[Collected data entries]
----------

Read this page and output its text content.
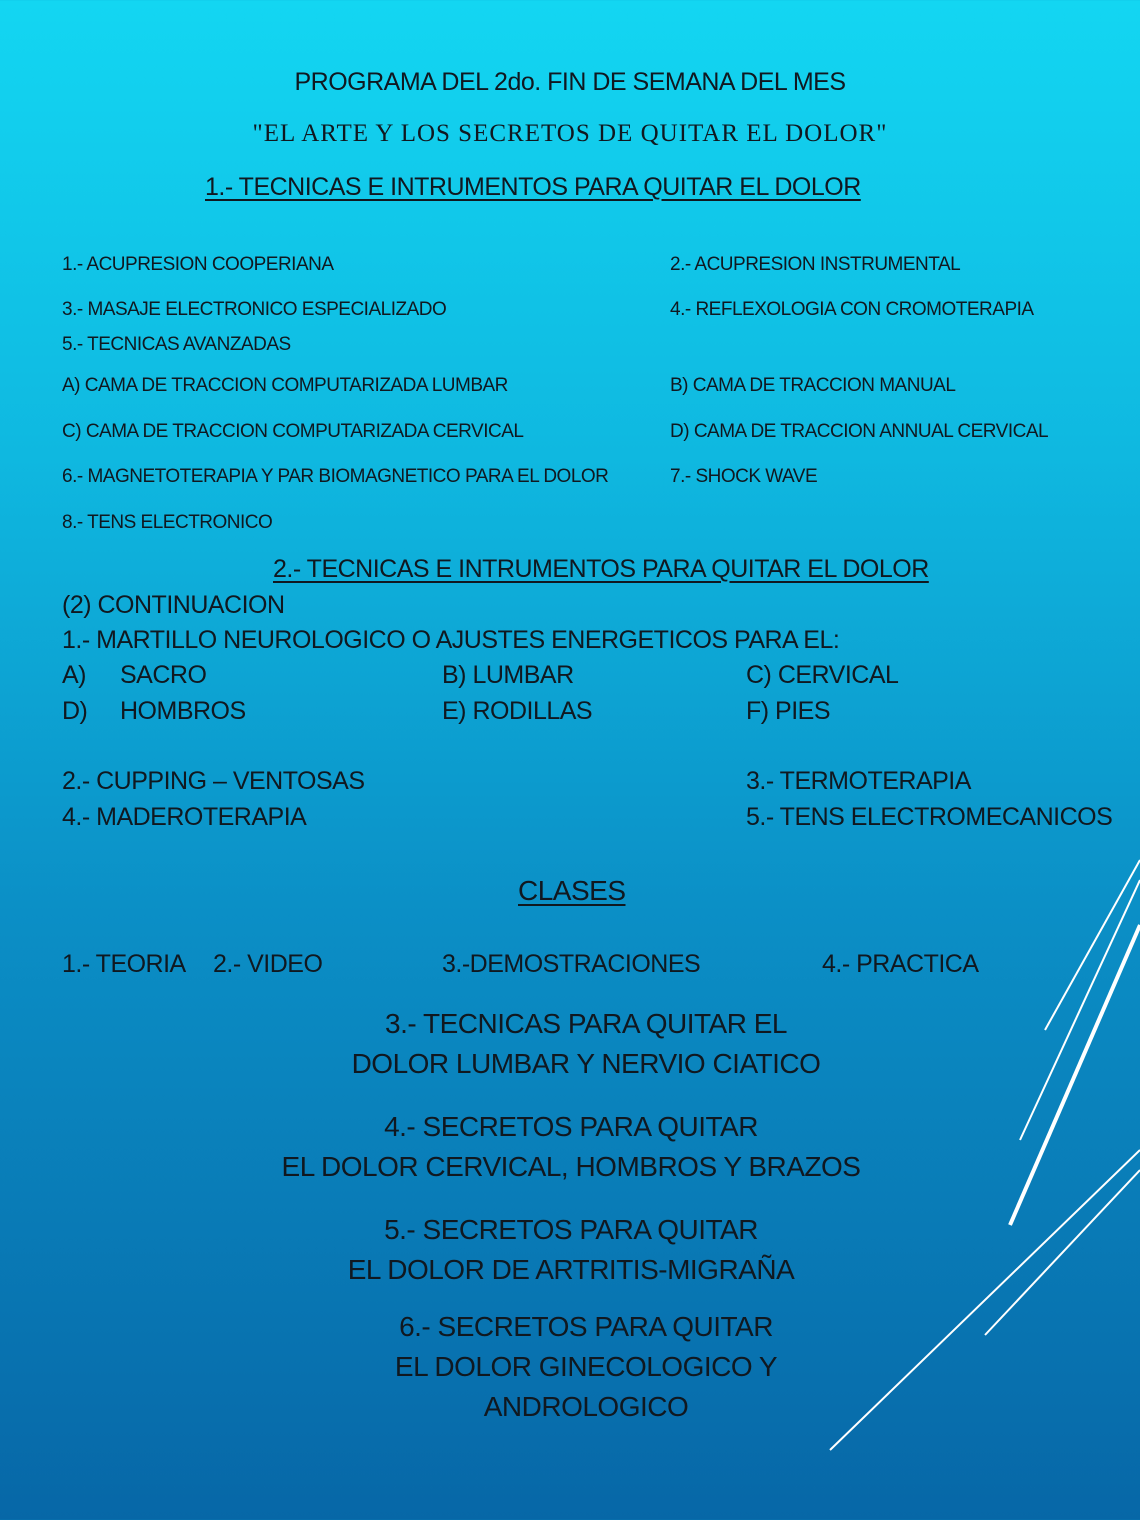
PROGRAMA DEL 2do. FIN DE SEMANA DEL MES
"EL ARTE Y LOS SECRETOS DE QUITAR EL DOLOR"
1.- TECNICAS E INTRUMENTOS PARA QUITAR EL DOLOR
1.- ACUPRESION COOPERIANA	2.- ACUPRESION INSTRUMENTAL
3.- MASAJE ELECTRONICO ESPECIALIZADO	4.- REFLEXOLOGIA CON CROMOTERAPIA
5.- TECNICAS AVANZADAS
A) CAMA DE TRACCION COMPUTARIZADA LUMBAR	B) CAMA DE TRACCION MANUAL
C) CAMA DE TRACCION COMPUTARIZADA CERVICAL	D) CAMA DE TRACCION ANNUAL CERVICAL
6.- MAGNETOTERAPIA Y PAR BIOMAGNETICO PARA EL DOLOR	7.- SHOCK WAVE
8.- TENS ELECTRONICO
2.- TECNICAS E INTRUMENTOS PARA QUITAR EL DOLOR
(2) CONTINUACION
1.- MARTILLO NEUROLOGICO O AJUSTES ENERGETICOS PARA EL:
A) SACRO	B) LUMBAR	C) CERVICAL
D) HOMBROS	E) RODILLAS	F) PIES
2.- CUPPING – VENTOSAS	3.- TERMOTERAPIA
4.- MADEROTERAPIA	5.- TENS ELECTROMECANICOS
CLASES
1.- TEORIA 2.- VIDEO	3.-DEMOSTRACIONES	4.- PRACTICA
3.- TECNICAS PARA QUITAR EL
DOLOR LUMBAR Y NERVIO CIATICO
4.- SECRETOS PARA QUITAR
EL DOLOR CERVICAL, HOMBROS Y BRAZOS
5.- SECRETOS PARA QUITAR
EL DOLOR DE ARTRITIS-MIGRAÑA
6.- SECRETOS PARA QUITAR
EL DOLOR GINECOLOGICO Y
ANDROLOGICO
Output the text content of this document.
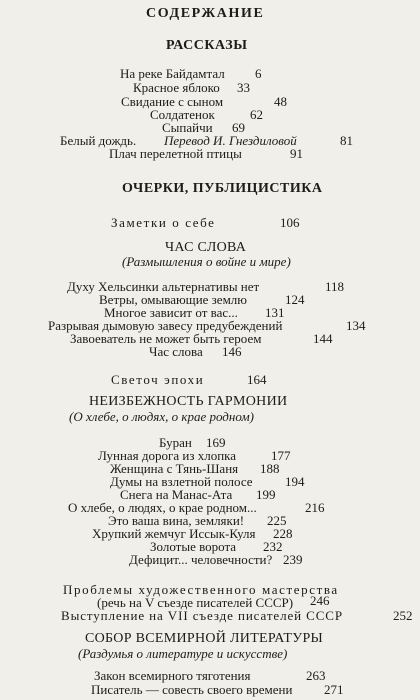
СОДЕРЖАНИЕ
РАССКАЗЫ
На реке Байдамтал 6
Красное яблоко 33
Свидание с сыном	48
Солдатенок	62
Сыпайчи 69
Белый дождь. Перевод И. Гнездиловой	81
Плач перелетной птицы	91
ОЧЕРКИ, ПУБЛИЦИСТИКА
Заметки о себе	106
ЧАС СЛОВА
(Размышления о войне и мире)
Духу Хельсинки альтернативы нет	118
Ветры, омывающие землю	124
Многое зависит от вас... 131
Разрывая дымовую завесу предубеждений	134
Завоеватель не может быть героем	144
Час слова 146
Светоч эпохи	164
НЕИЗБЕЖНОСТЬ ГАРМОНИИ
(О хлебе, о людях, о крае родном)
Буран 169
Лунная дорога из хлопка	177
Женщина с Тянь-Шаня 188
Думы на взлетной полосе 194
Снега на Манас-Ата 199
О хлебе, о людях, о крае родном...	216
Это ваша вина, земляки! 225
Хрупкий жемчуг Иссык-Куля 228
Золотые ворота 232
Дефицит... человечности? 239
Проблемы художественного мастерства
(речь на V съезде писателей СССР) 246
Выступление на VII съезде писателей СССР	252
СОБОР ВСЕМИРНОЙ ЛИТЕРАТУРЫ
(Раздумья о литературе и искусстве)
Закон всемирного тяготения	263
Писатель — совесть своего времени 271
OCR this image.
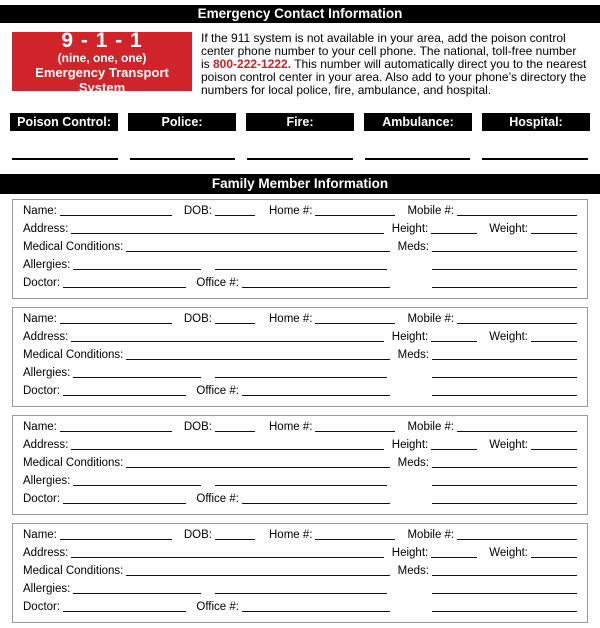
Emergency Contact Information
9 - 1 - 1
(nine, one, one)
Emergency Transport System
If the 911 system is not available in your area, add the poison control center phone number to your cell phone. The national, toll-free number is 800-222-1222. This number will automatically direct you to the nearest poison control center in your area. Also add to your phone’s directory the numbers for local police, fire, ambulance, and hospital.
Poison Control:	Police:	Fire:	Ambulance:	Hospital:
Family Member Information
Name:	DOB:	Home #:	Mobile #:
Address:	Height:	Weight:
Medical Conditions:	Meds:
Allergies:
Doctor:	Office #:
Name:	DOB:	Home #:	Mobile #:
Address:	Height:	Weight:
Medical Conditions:	Meds:
Allergies:
Doctor:	Office #:
Name:	DOB:	Home #:	Mobile #:
Address:	Height:	Weight:
Medical Conditions:	Meds:
Allergies:
Doctor:	Office #:
Name:	DOB:	Home #:	Mobile #:
Address:	Height:	Weight:
Medical Conditions:	Meds:
Allergies:
Doctor:	Office #:
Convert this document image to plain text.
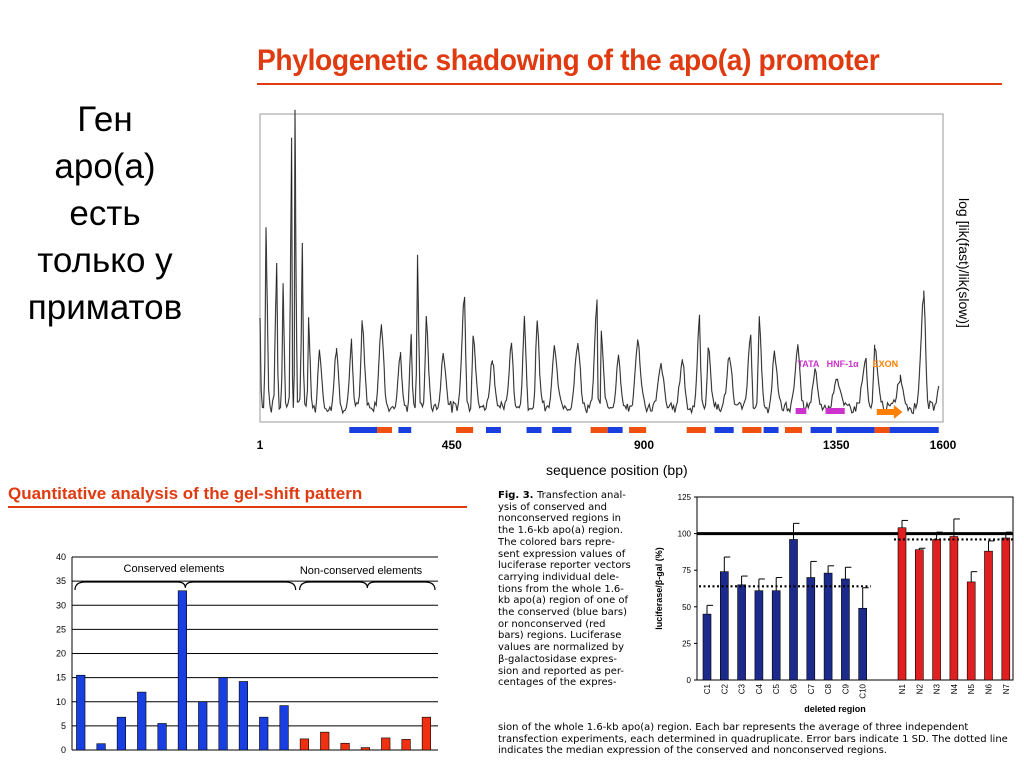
Phylogenetic shadowing of the apo(a) promoter
Ген
apo(a)
есть
только у
приматов
TATA HNF-1α EXON
1	450	900	1350	1600
0
5
10
15
20
25
30
35
40
Conserved elements	Non-conserved elements
0
25
50
75
100
125
C1 C2 C3 C4 C5 C6 C7 C8 C9 C10	N1 N2 N3 N4 N5 N6 N7
deleted region
luciferase/β-gal (%)
log [lik(fast)/lik(slow)]
sequence position (bp)
Quantitative analysis of the gel-shift pattern	Fig. 3. Transfection anal-
ysis of conserved and
nonconserved regions in
the 1.6-kb apo(a) region.
The colored bars repre-
sent expression values of
luciferase reporter vectors
carrying individual dele-
tions from the whole 1.6-
kb apo(a) region of one of
the conserved (blue bars)
or nonconserved (red
bars) regions. Luciferase
values are normalized by
β-galactosidase expres-
sion and reported as per-
centages of the expres-
sion of the whole 1.6-kb apo(a) region. Each bar represents the average of three independent transfection experiments, each determined in quadruplicate. Error bars indicate 1 SD. The dotted line indicates the median expression of the conserved and nonconserved regions.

----------

> _Set task_
Only the number is wanted: how many lines of the material above include the word "PARA"?

> _Solution to the problem_
8